[Given task]:
Provide only the number of lines in the records below that include "xlabel".
___
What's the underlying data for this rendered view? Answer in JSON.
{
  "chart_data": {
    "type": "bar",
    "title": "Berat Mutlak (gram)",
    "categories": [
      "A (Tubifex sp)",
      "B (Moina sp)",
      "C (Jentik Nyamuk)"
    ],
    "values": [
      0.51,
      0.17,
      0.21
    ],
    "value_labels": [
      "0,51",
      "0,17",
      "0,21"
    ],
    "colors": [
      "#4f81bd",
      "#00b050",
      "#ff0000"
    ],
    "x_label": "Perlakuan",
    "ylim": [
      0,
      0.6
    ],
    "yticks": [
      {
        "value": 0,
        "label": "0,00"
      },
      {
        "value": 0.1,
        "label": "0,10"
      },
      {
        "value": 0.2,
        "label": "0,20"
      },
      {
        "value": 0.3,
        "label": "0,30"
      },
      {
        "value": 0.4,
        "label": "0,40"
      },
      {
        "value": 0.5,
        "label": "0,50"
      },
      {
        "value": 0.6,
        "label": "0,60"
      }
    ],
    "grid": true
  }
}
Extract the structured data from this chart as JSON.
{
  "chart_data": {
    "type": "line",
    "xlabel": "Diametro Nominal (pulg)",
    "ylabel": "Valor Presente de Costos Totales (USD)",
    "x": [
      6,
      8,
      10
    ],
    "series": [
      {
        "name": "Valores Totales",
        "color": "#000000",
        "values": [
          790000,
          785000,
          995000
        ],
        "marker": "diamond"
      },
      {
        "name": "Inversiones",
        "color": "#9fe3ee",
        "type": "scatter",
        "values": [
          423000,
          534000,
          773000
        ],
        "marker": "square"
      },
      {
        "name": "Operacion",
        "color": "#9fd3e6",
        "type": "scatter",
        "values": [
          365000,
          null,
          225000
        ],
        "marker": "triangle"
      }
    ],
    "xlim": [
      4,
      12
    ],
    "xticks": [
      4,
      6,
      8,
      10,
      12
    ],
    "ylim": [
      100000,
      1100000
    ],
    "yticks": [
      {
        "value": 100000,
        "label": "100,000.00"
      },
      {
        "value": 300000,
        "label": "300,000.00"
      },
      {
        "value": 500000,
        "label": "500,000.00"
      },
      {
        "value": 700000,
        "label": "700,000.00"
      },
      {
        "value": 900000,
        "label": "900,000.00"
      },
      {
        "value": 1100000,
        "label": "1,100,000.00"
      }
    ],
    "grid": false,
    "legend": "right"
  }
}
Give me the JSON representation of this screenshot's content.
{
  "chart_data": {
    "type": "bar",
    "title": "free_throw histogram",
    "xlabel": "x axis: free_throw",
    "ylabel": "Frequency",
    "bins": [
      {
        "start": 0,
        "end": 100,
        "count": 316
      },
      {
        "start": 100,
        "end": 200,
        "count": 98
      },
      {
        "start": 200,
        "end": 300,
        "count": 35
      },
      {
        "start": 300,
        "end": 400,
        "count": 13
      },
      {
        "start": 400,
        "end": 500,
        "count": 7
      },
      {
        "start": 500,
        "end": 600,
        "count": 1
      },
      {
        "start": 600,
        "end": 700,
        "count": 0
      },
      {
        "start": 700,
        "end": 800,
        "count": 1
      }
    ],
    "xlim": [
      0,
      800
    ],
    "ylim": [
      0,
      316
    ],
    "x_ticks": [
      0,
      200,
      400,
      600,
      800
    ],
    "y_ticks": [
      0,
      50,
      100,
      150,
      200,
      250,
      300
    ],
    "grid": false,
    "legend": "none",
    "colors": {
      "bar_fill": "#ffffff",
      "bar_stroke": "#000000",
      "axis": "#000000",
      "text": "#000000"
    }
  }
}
___
[Response to the exercise]:
2